[Raw records]
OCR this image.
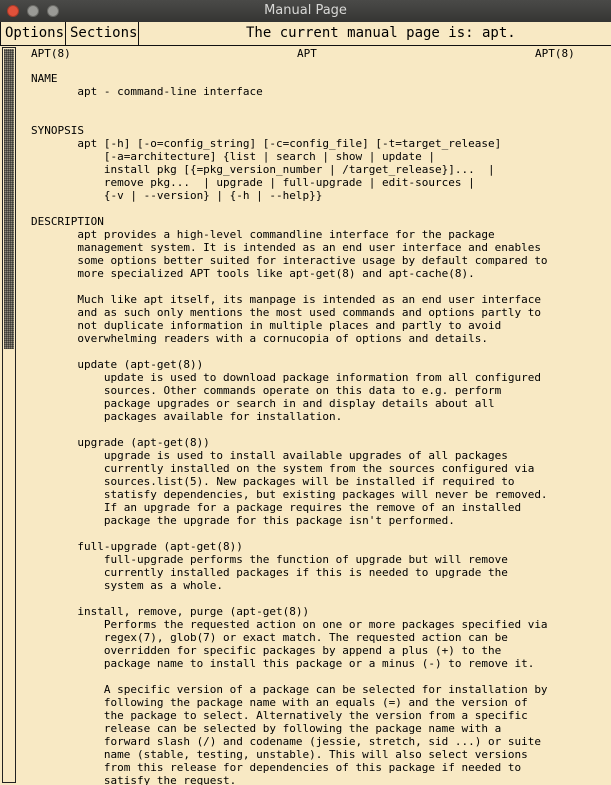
Manual Page
Options Sections	The current manual page is: apt.
APT(8)	APT	APT(8)
NAME
apt - command-line interface
SYNOPSIS
apt [-h] [-o=config_string] [-c=config_file] [-t=target_release]
[-a=architecture] {list | search | show | update |
install pkg [{=pkg_version_number | /target_release}]...  |
remove pkg...  | upgrade | full-upgrade | edit-sources |
{-v | --version} | {-h | --help}}
DESCRIPTION
apt provides a high-level commandline interface for the package
management system. It is intended as an end user interface and enables
some options better suited for interactive usage by default compared to
more specialized APT tools like apt-get(8) and apt-cache(8).
Much like apt itself, its manpage is intended as an end user interface
and as such only mentions the most used commands and options partly to
not duplicate information in multiple places and partly to avoid
overwhelming readers with a cornucopia of options and details.
update (apt-get(8))
update is used to download package information from all configured
sources. Other commands operate on this data to e.g. perform
package upgrades or search in and display details about all
packages available for installation.
upgrade (apt-get(8))
upgrade is used to install available upgrades of all packages
currently installed on the system from the sources configured via
sources.list(5). New packages will be installed if required to
statisfy dependencies, but existing packages will never be removed.
If an upgrade for a package requires the remove of an installed
package the upgrade for this package isn't performed.
full-upgrade (apt-get(8))
full-upgrade performs the function of upgrade but will remove
currently installed packages if this is needed to upgrade the
system as a whole.
install, remove, purge (apt-get(8))
Performs the requested action on one or more packages specified via
regex(7), glob(7) or exact match. The requested action can be
overridden for specific packages by append a plus (+) to the
package name to install this package or a minus (-) to remove it.
A specific version of a package can be selected for installation by
following the package name with an equals (=) and the version of
the package to select. Alternatively the version from a specific
release can be selected by following the package name with a
forward slash (/) and codename (jessie, stretch, sid ...) or suite
name (stable, testing, unstable). This will also select versions
from this release for dependencies of this package if needed to
satisfy the request.
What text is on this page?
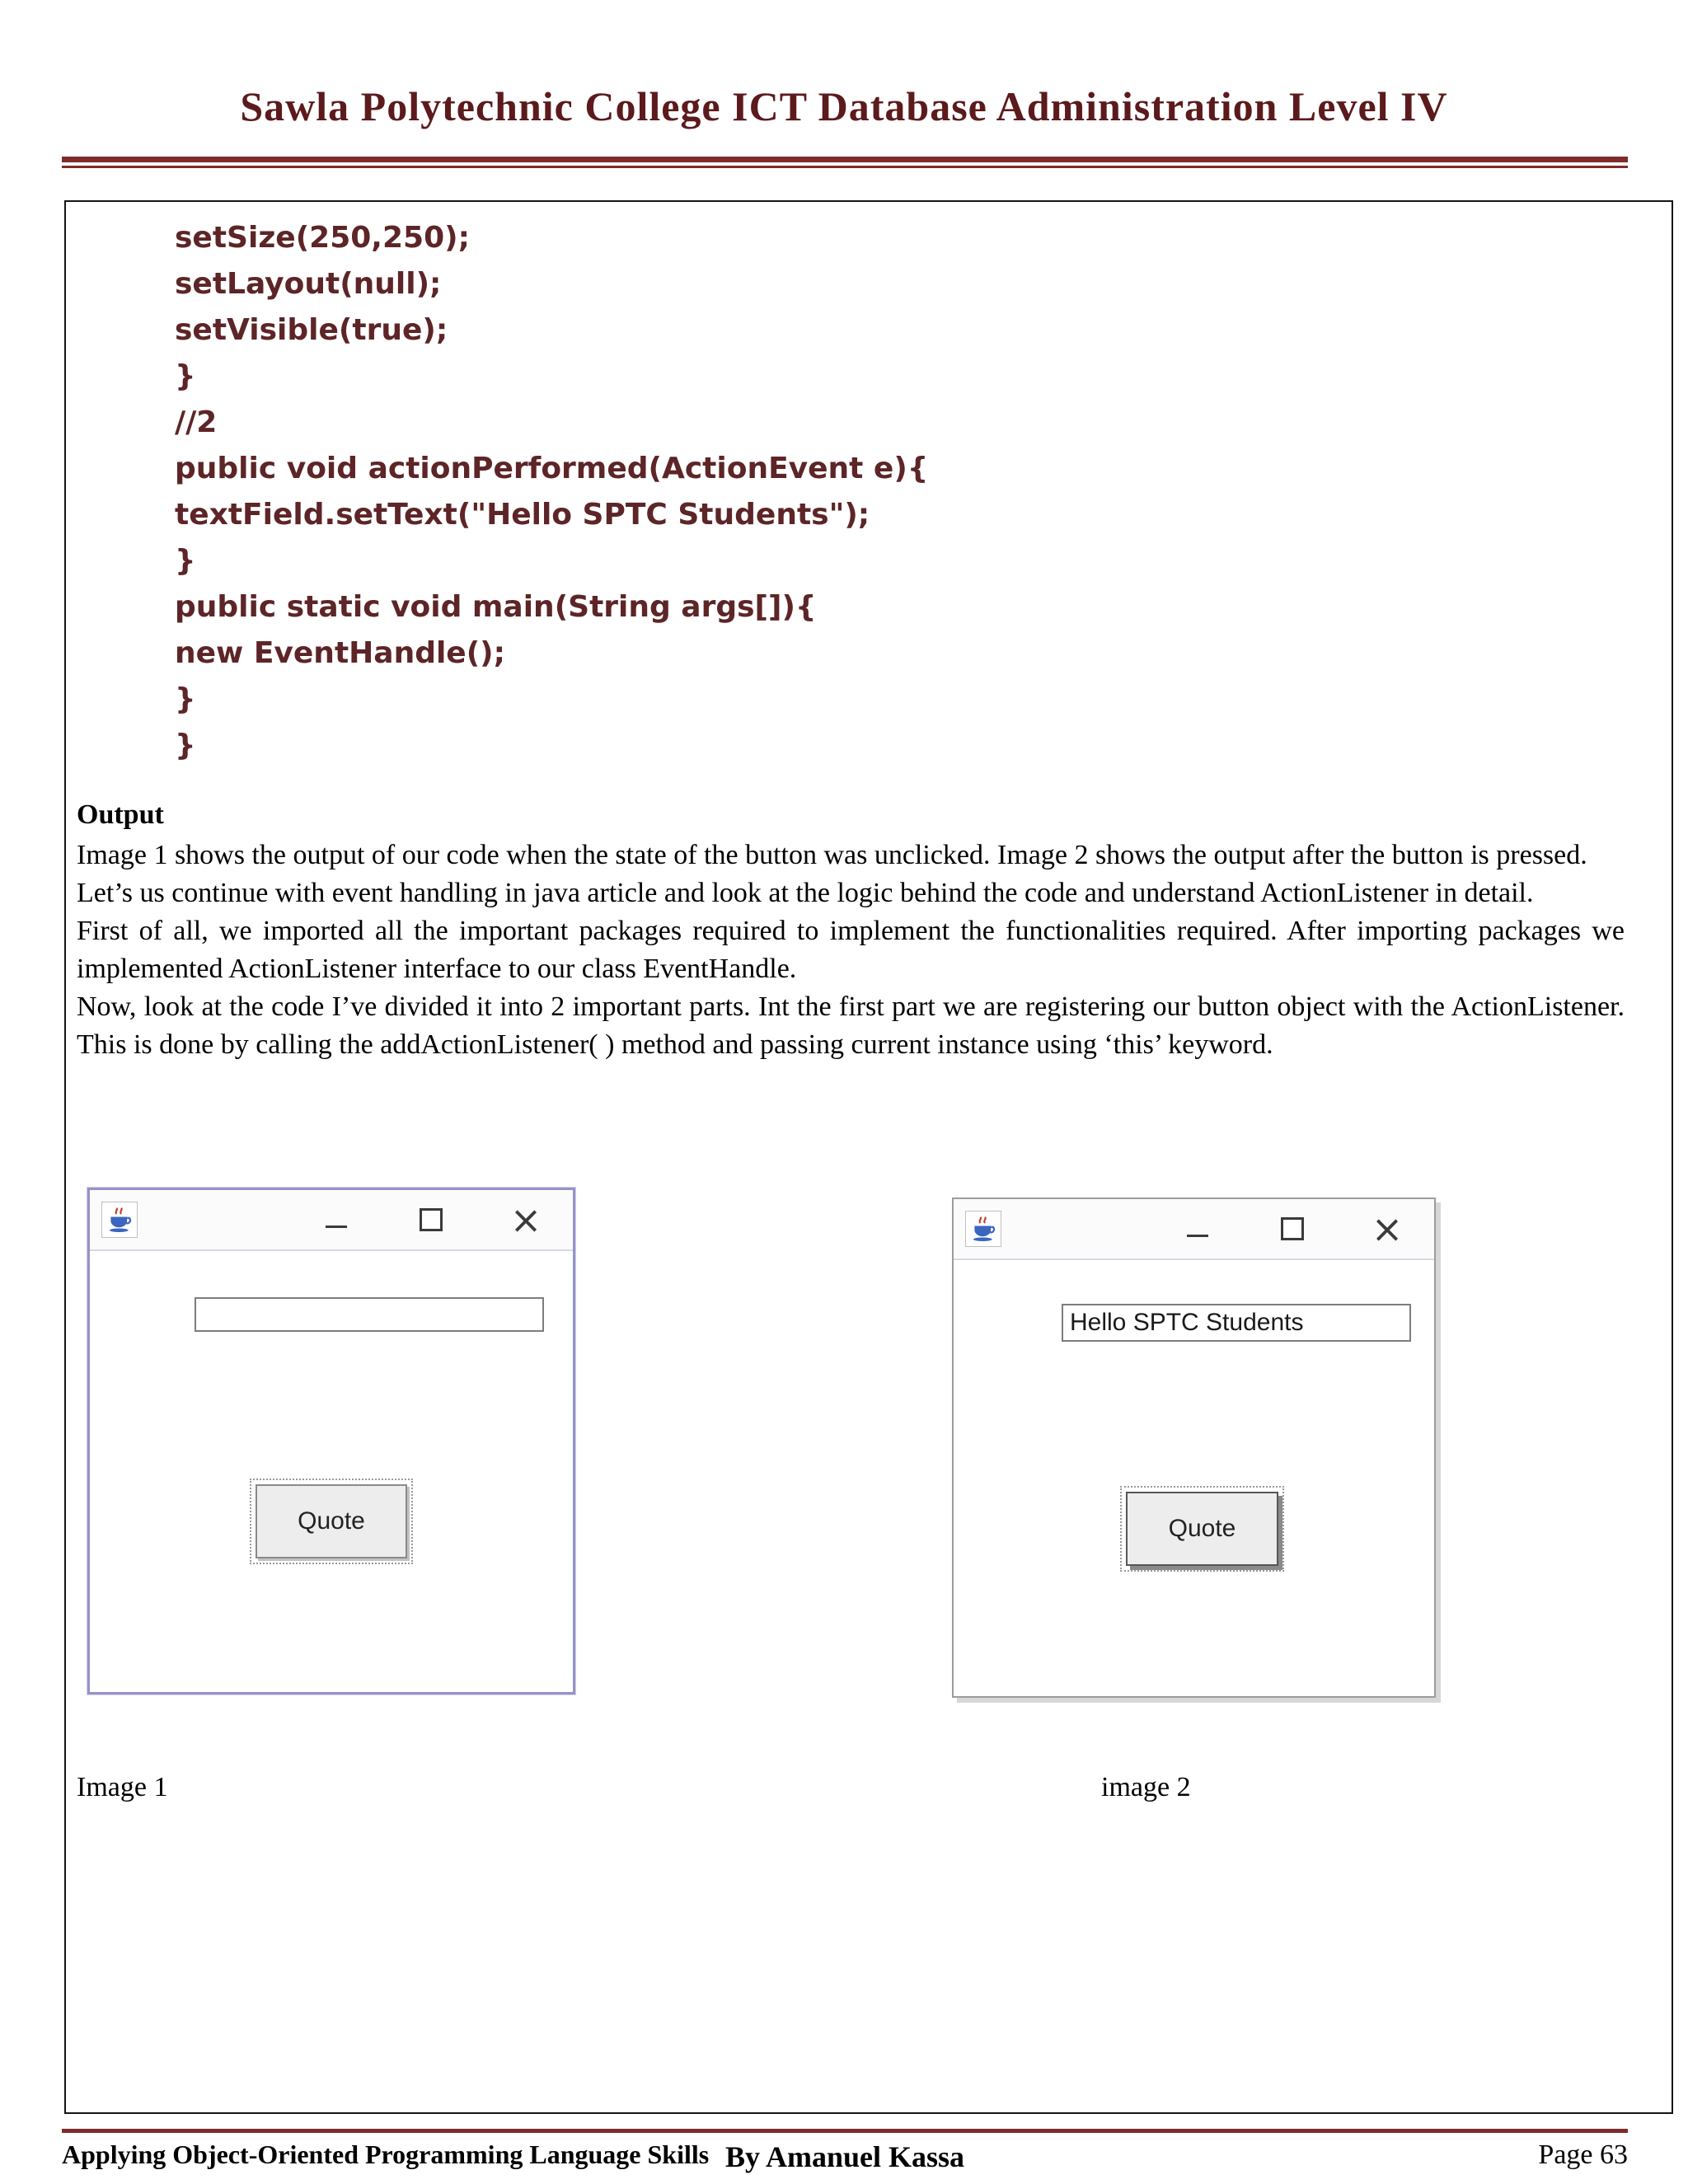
Sawla Polytechnic College ICT Database Administration Level IV
setSize(250,250);
setLayout(null);
setVisible(true);
}
//2
public void actionPerformed(ActionEvent e){
textField.setText("Hello SPTC Students");
}
public static void main(String args[]){
new EventHandle();
}
}
Output

Image 1 shows the output of our code when the state of the button was unclicked. Image 2 shows the output after the button is pressed.

Let’s us continue with event handling in java article and look at the logic behind the code and understand ActionListener in detail.

First of all, we imported all the important packages required to implement the functionalities required. After importing packages we implemented ActionListener interface to our class EventHandle.

Now, look at the code I’ve divided it into 2 important parts. Int the first part we are registering our button object with the ActionListener. This is done by calling the addActionListener( ) method and passing current instance using ‘this’ keyword.

×
Quote
×
Hello SPTC Students
Quote
Image 1	image 2
Applying Object-Oriented Programming Language Skills By Amanuel Kassa	Page 63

- PROBLEM STATEMENT -
Images in the records should not be copied. Repeat all the rest exactly.

- FULL SOLUTION -
OCR this image.
Manual Page
Options Sections	The current manual page is: apt.
APT(8)	APT	APT(8)
NAME
apt - command-line interface
SYNOPSIS
apt [-h] [-o=config_string] [-c=config_file] [-t=target_release]
[-a=architecture] {list | search | show | update |
install pkg [{=pkg_version_number | /target_release}]...  |
remove pkg...  | upgrade | full-upgrade | edit-sources |
{-v | --version} | {-h | --help}}
DESCRIPTION
apt provides a high-level commandline interface for the package
management system. It is intended as an end user interface and enables
some options better suited for interactive usage by default compared to
more specialized APT tools like apt-get(8) and apt-cache(8).
Much like apt itself, its manpage is intended as an end user interface
and as such only mentions the most used commands and options partly to
not duplicate information in multiple places and partly to avoid
overwhelming readers with a cornucopia of options and details.
update (apt-get(8))
update is used to download package information from all configured
sources. Other commands operate on this data to e.g. perform
package upgrades or search in and display details about all
packages available for installation.
upgrade (apt-get(8))
upgrade is used to install available upgrades of all packages
currently installed on the system from the sources configured via
sources.list(5). New packages will be installed if required to
statisfy dependencies, but existing packages will never be removed.
If an upgrade for a package requires the remove of an installed
package the upgrade for this package isn't performed.
full-upgrade (apt-get(8))
full-upgrade performs the function of upgrade but will remove
currently installed packages if this is needed to upgrade the
system as a whole.
install, remove, purge (apt-get(8))
Performs the requested action on one or more packages specified via
regex(7), glob(7) or exact match. The requested action can be
overridden for specific packages by append a plus (+) to the
package name to install this package or a minus (-) to remove it.
A specific version of a package can be selected for installation by
following the package name with an equals (=) and the version of
the package to select. Alternatively the version from a specific
release can be selected by following the package name with a
forward slash (/) and codename (jessie, stretch, sid ...) or suite
name (stable, testing, unstable). This will also select versions
from this release for dependencies of this package if needed to
satisfy the request.
What text is on this page?
Sawla Polytechnic College ICT Database Administration Level IV
setSize(250,250);
setLayout(null);
setVisible(true);
}
//2
public void actionPerformed(ActionEvent e){
textField.setText("Hello SPTC Students");
}
public static void main(String args[]){
new EventHandle();
}
}
Output

Image 1 shows the output of our code when the state of the button was unclicked. Image 2 shows the output after the button is pressed.

Let’s us continue with event handling in java article and look at the logic behind the code and understand ActionListener in detail.

First of all, we imported all the important packages required to implement the functionalities required. After importing packages we implemented ActionListener interface to our class EventHandle.

Now, look at the code I’ve divided it into 2 important parts. Int the first part we are registering our button object with the ActionListener. This is done by calling the addActionListener( ) method and passing current instance using ‘this’ keyword.

×
Quote
×
Hello SPTC Students
Quote
Image 1	image 2
Applying Object-Oriented Programming Language Skills By Amanuel Kassa	Page 63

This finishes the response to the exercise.